Requirements: Extract every line that includes the string "August".

Source material:

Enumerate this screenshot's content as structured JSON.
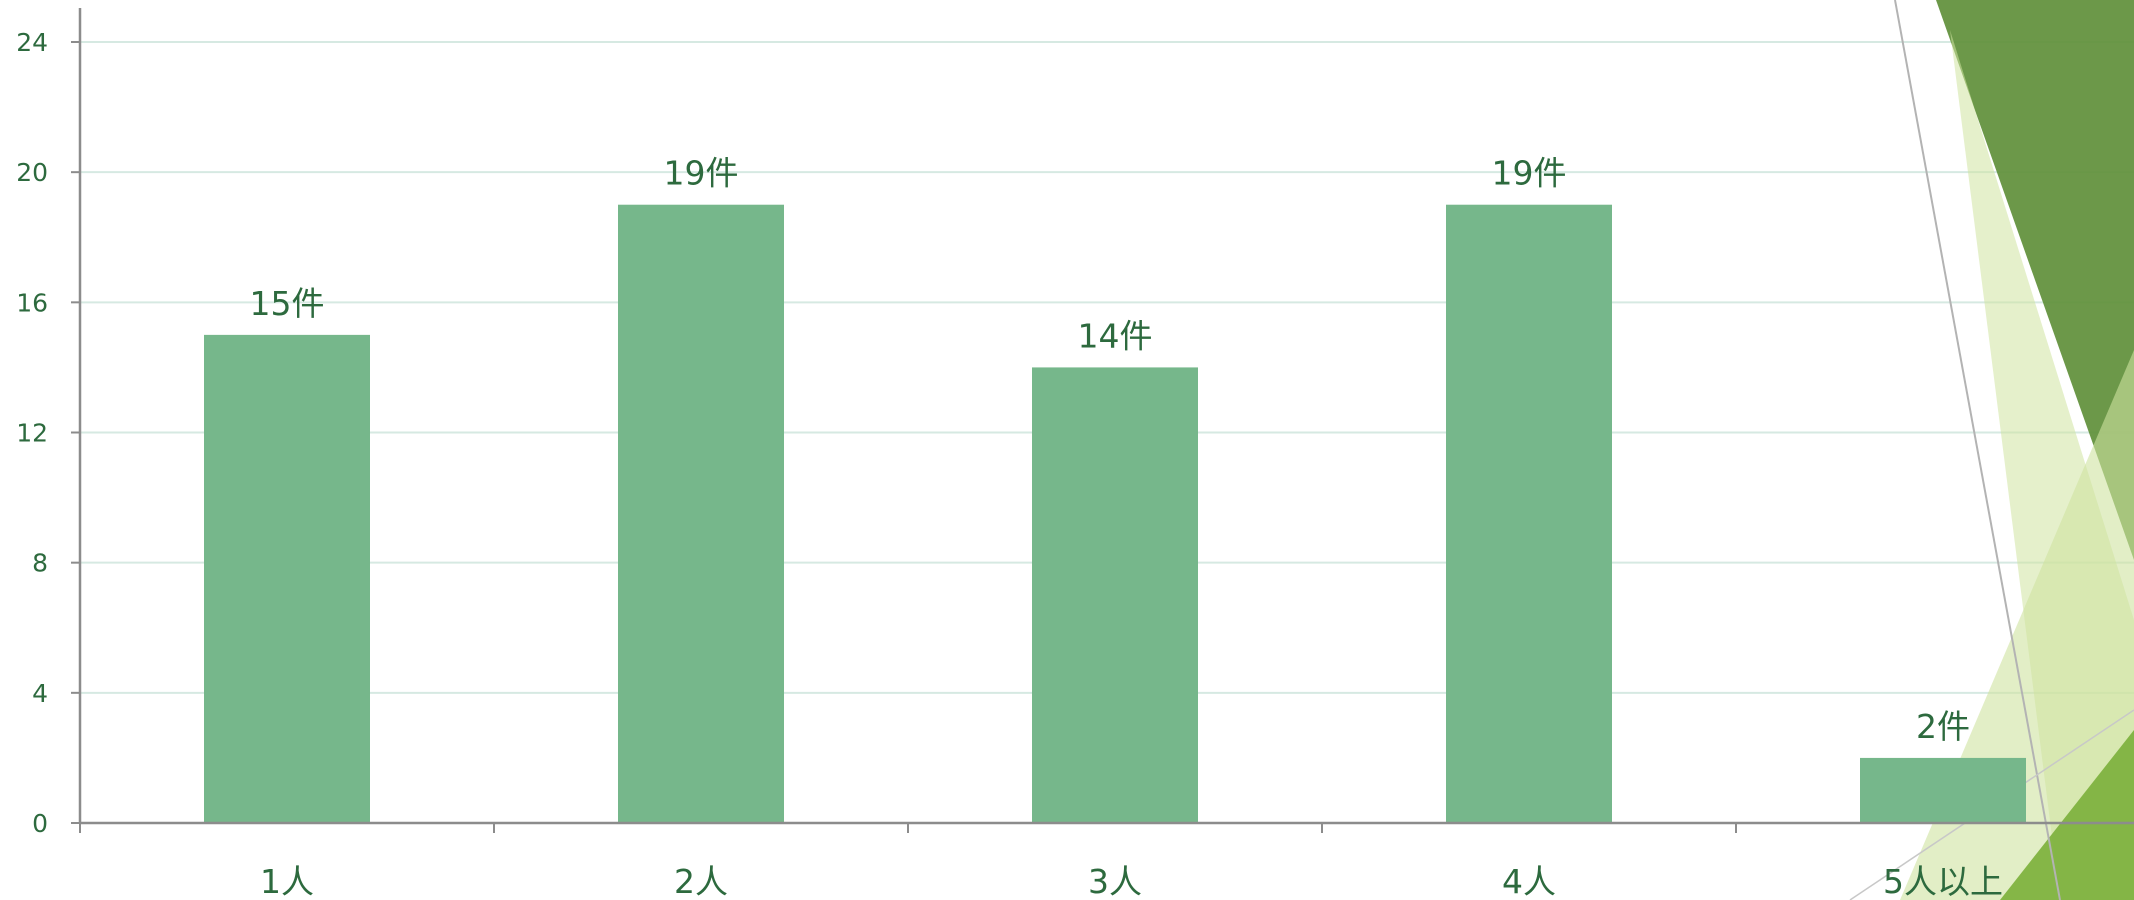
{
  "colors": {
    "bar": "#76b78b",
    "text": "#2d6a3e",
    "grid": "#d6e9e2",
    "axis": "#8c8c8c",
    "deco_dark": "#5f8f3a",
    "deco_mid": "#7fb240",
    "deco_light": "#cfe3a0"
  },
  "chart_data": {
    "type": "bar",
    "categories": [
      "1人",
      "2人",
      "3人",
      "4人",
      "5人以上"
    ],
    "values": [
      15,
      19,
      14,
      19,
      2
    ],
    "data_labels": [
      "15件",
      "19件",
      "14件",
      "19件",
      "2件"
    ],
    "ylim": [
      0,
      24
    ],
    "yticks": [
      0,
      4,
      8,
      12,
      16,
      20,
      24
    ],
    "ytick_labels": [
      "0",
      "4",
      "8",
      "12",
      "16",
      "20",
      "24"
    ],
    "grid": true,
    "legend": "none",
    "title": "",
    "xlabel": "",
    "ylabel": ""
  }
}
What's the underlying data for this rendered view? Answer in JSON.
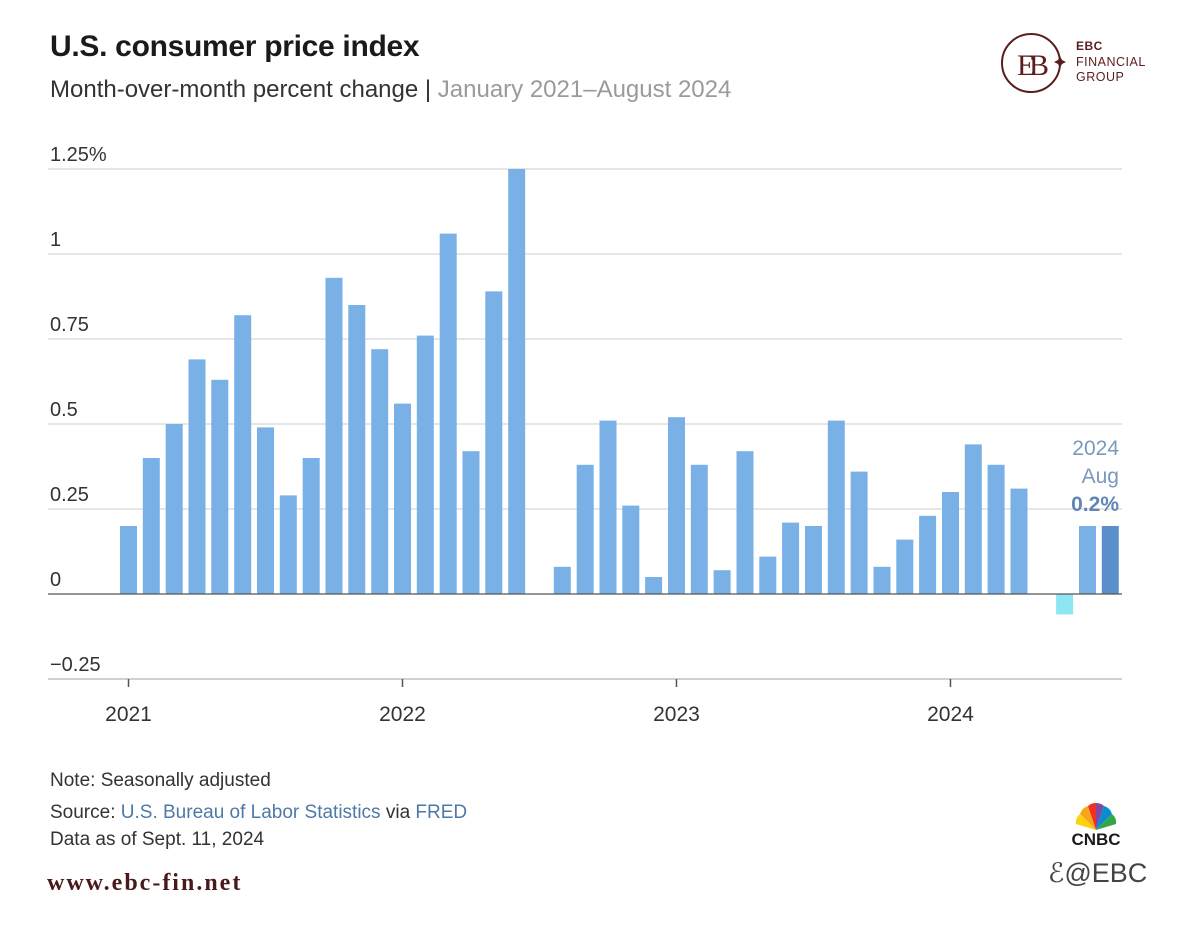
{
  "header": {
    "title": "U.S. consumer price index",
    "subtitle_main": "Month-over-month percent change | ",
    "subtitle_range": "January 2021–August 2024"
  },
  "brand": {
    "line1": "EBC",
    "line2": "FINANCIAL",
    "line3": "GROUP",
    "color": "#5a1e1e"
  },
  "chart_data": {
    "type": "bar",
    "title": "U.S. consumer price index",
    "subtitle": "Month-over-month percent change | January 2021–August 2024",
    "xlabel": "",
    "ylabel": "",
    "ylim": [
      -0.25,
      1.25
    ],
    "grid": true,
    "y_ticks": [
      {
        "value": 1.25,
        "label": "1.25%"
      },
      {
        "value": 1,
        "label": "1"
      },
      {
        "value": 0.75,
        "label": "0.75"
      },
      {
        "value": 0.5,
        "label": "0.5"
      },
      {
        "value": 0.25,
        "label": "0.25"
      },
      {
        "value": 0,
        "label": "0"
      },
      {
        "value": -0.25,
        "label": "−0.25"
      }
    ],
    "x_ticks": [
      {
        "index": 0,
        "label": "2021"
      },
      {
        "index": 12,
        "label": "2022"
      },
      {
        "index": 24,
        "label": "2023"
      },
      {
        "index": 36,
        "label": "2024"
      }
    ],
    "categories": [
      "Jan 2021",
      "Feb 2021",
      "Mar 2021",
      "Apr 2021",
      "May 2021",
      "Jun 2021",
      "Jul 2021",
      "Aug 2021",
      "Sep 2021",
      "Oct 2021",
      "Nov 2021",
      "Dec 2021",
      "Jan 2022",
      "Feb 2022",
      "Mar 2022",
      "Apr 2022",
      "May 2022",
      "Jun 2022",
      "Jul 2022",
      "Aug 2022",
      "Sep 2022",
      "Oct 2022",
      "Nov 2022",
      "Dec 2022",
      "Jan 2023",
      "Feb 2023",
      "Mar 2023",
      "Apr 2023",
      "May 2023",
      "Jun 2023",
      "Jul 2023",
      "Aug 2023",
      "Sep 2023",
      "Oct 2023",
      "Nov 2023",
      "Dec 2023",
      "Jan 2024",
      "Feb 2024",
      "Mar 2024",
      "Apr 2024",
      "May 2024",
      "Jun 2024",
      "Jul 2024",
      "Aug 2024"
    ],
    "values": [
      0.2,
      0.4,
      0.5,
      0.69,
      0.63,
      0.82,
      0.49,
      0.29,
      0.4,
      0.93,
      0.85,
      0.72,
      0.56,
      0.76,
      1.06,
      0.42,
      0.89,
      1.25,
      0.0,
      0.08,
      0.38,
      0.51,
      0.26,
      0.05,
      0.52,
      0.38,
      0.07,
      0.42,
      0.11,
      0.21,
      0.2,
      0.51,
      0.36,
      0.08,
      0.16,
      0.23,
      0.3,
      0.44,
      0.38,
      0.31,
      0.0,
      -0.06,
      0.2,
      0.2
    ],
    "colors": {
      "bar": "#79b1e6",
      "negative": "#8ee6f2",
      "highlight": "#5b8fca",
      "grid": "#d6d6d6",
      "axis": "#555555"
    },
    "annotation": {
      "year": "2024",
      "month": "Aug",
      "value": "0.2%"
    }
  },
  "footer": {
    "note": "Note: Seasonally adjusted",
    "source_prefix": "Source: ",
    "source_link1": "U.S. Bureau of Labor Statistics",
    "source_mid": " via ",
    "source_link2": "FRED",
    "date": "Data as of Sept. 11, 2024",
    "website": "www.ebc-fin.net",
    "cnbc": "CNBC",
    "watermark": "@EBC"
  }
}
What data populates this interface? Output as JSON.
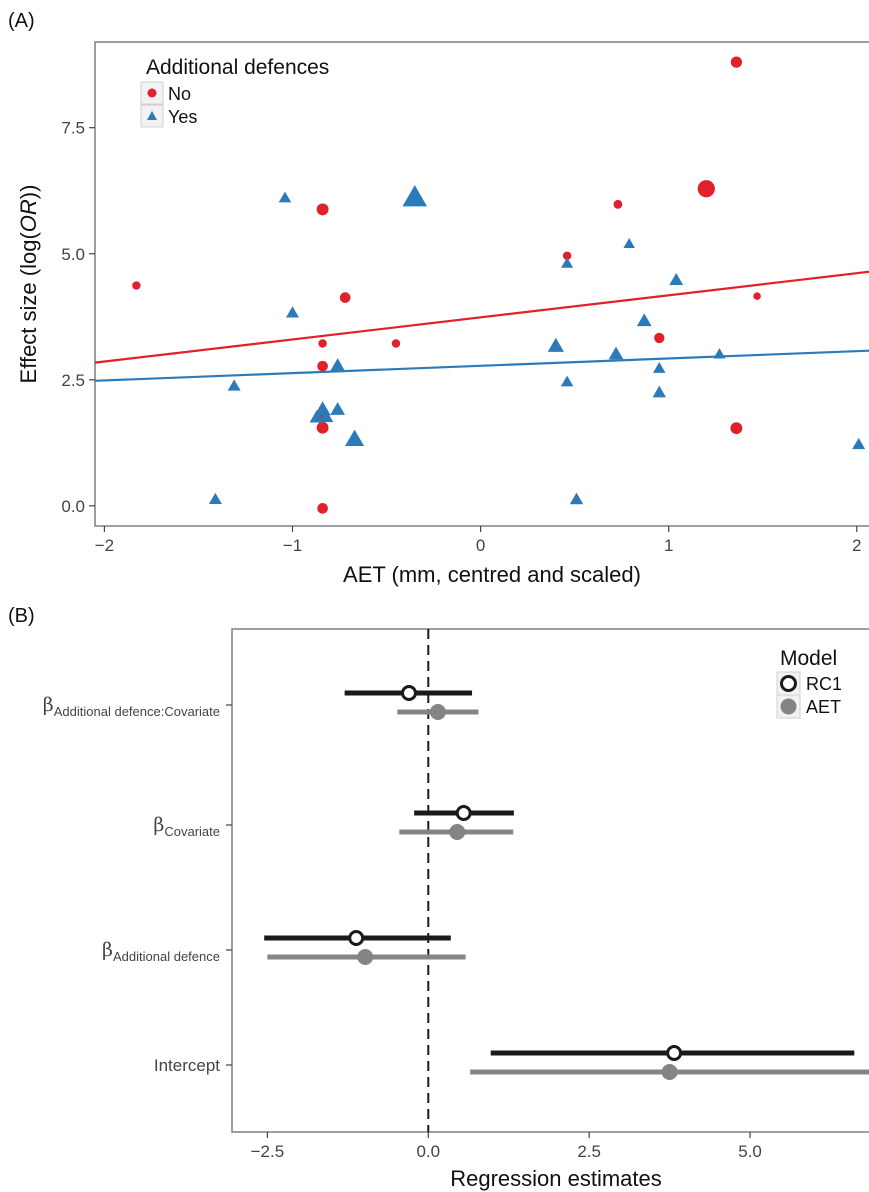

Worked answer:
    "subtitle_range": "January 2021–August 2024"
    "subtitle": "Month-over-month percent change | January 2021–August 2024",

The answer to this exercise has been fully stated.